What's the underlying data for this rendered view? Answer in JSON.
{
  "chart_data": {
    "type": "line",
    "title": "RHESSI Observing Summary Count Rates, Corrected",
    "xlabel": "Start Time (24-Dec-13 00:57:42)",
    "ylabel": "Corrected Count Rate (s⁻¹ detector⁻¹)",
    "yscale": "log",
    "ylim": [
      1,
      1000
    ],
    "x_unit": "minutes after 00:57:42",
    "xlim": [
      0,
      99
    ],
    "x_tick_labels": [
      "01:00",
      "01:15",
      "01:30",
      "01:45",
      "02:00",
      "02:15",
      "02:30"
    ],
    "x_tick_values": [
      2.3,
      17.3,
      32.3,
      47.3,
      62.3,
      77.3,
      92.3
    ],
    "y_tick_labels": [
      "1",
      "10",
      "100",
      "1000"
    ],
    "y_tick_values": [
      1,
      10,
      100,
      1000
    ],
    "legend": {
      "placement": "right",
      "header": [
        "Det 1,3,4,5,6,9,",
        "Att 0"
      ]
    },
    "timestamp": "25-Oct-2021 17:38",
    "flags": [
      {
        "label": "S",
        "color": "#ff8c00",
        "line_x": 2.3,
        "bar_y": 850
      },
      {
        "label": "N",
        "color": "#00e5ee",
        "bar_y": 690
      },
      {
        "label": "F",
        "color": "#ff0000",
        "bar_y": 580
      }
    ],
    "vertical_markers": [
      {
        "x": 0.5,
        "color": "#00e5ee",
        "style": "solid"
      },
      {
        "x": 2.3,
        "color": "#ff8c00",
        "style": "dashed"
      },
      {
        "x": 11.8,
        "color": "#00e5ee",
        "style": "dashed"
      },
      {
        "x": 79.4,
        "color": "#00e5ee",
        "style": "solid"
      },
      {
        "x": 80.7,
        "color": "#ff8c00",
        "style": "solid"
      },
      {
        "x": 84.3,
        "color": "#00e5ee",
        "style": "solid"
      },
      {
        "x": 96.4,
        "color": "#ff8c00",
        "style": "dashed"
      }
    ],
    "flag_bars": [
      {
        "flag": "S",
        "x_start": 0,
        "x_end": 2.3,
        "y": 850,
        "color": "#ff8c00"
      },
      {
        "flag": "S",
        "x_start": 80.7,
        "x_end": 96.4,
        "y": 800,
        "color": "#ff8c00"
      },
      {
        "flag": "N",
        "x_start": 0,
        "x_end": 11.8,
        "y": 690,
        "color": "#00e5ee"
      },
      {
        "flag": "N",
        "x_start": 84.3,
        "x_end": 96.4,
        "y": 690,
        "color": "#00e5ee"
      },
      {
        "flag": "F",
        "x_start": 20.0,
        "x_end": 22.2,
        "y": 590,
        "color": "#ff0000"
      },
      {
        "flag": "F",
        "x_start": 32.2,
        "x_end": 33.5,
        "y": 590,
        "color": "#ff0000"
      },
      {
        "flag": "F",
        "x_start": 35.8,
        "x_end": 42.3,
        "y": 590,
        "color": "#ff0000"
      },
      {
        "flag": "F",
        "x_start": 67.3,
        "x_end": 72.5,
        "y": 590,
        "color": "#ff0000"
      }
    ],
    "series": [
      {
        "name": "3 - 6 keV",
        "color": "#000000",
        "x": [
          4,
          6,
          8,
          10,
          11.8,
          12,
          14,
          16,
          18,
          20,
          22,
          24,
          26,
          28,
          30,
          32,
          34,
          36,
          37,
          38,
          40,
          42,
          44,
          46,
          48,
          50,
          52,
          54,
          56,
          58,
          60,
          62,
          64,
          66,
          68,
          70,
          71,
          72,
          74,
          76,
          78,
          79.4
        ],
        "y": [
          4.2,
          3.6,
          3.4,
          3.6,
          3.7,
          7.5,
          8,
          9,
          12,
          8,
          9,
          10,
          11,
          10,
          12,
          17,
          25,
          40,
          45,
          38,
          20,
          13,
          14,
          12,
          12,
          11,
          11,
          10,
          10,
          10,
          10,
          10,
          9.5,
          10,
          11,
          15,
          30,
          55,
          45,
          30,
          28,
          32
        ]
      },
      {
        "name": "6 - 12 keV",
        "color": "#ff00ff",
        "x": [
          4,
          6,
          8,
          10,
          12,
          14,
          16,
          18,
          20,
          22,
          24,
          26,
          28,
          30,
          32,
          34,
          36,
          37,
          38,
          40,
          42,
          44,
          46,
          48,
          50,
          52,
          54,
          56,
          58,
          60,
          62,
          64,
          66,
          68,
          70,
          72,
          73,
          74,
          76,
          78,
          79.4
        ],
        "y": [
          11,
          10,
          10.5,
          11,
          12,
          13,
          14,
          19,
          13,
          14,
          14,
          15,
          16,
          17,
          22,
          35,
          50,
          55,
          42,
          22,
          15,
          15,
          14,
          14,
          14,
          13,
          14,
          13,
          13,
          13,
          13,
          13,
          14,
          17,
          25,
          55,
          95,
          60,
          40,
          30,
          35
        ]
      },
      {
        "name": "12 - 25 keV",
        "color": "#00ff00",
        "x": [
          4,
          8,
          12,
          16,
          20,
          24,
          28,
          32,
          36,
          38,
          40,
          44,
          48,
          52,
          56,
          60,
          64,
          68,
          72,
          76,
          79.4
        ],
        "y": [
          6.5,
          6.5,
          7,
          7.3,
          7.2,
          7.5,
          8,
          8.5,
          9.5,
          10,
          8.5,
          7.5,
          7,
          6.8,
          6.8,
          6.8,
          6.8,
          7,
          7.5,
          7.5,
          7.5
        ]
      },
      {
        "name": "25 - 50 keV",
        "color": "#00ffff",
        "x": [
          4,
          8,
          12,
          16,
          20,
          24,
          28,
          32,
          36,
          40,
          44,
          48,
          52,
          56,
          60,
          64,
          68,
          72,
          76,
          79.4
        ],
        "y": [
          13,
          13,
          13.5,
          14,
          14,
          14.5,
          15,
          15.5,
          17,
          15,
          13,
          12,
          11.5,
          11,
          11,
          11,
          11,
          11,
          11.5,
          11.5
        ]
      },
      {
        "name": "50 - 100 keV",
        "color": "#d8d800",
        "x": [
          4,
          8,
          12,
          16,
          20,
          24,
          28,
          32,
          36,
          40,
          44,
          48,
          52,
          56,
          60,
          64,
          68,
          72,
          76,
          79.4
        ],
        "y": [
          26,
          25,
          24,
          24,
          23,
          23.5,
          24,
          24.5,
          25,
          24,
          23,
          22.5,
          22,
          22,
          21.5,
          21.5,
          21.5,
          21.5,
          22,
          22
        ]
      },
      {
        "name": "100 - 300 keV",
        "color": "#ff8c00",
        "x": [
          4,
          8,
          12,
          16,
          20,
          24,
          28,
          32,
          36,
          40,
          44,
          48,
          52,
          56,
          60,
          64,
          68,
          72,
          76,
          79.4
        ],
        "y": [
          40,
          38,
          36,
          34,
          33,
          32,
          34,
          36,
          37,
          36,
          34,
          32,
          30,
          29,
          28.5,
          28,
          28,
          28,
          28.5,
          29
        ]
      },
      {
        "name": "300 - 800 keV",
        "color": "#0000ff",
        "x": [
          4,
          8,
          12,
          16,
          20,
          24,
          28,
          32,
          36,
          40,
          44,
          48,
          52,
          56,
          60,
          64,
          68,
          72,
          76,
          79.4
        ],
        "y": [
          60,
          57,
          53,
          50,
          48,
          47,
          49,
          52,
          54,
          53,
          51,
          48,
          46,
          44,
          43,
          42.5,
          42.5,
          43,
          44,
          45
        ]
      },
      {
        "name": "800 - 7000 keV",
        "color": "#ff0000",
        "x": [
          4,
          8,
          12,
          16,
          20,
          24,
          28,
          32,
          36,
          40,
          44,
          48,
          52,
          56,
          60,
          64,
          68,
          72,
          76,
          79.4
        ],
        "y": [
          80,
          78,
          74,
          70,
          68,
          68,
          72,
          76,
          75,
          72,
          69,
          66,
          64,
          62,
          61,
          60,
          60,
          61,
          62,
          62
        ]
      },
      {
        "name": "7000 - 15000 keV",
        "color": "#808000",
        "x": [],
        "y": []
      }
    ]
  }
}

****************

= Required task =
Using the entries above, return each line in which the word "name" occurs.

= Exercise solution =
        "name": "3 - 6 keV",
        "name": "6 - 12 keV",
        "name": "12 - 25 keV",
        "name": "25 - 50 keV",
        "name": "50 - 100 keV",
        "name": "100 - 300 keV",
        "name": "300 - 800 keV",
        "name": "800 - 7000 keV",
        "name": "7000 - 15000 keV",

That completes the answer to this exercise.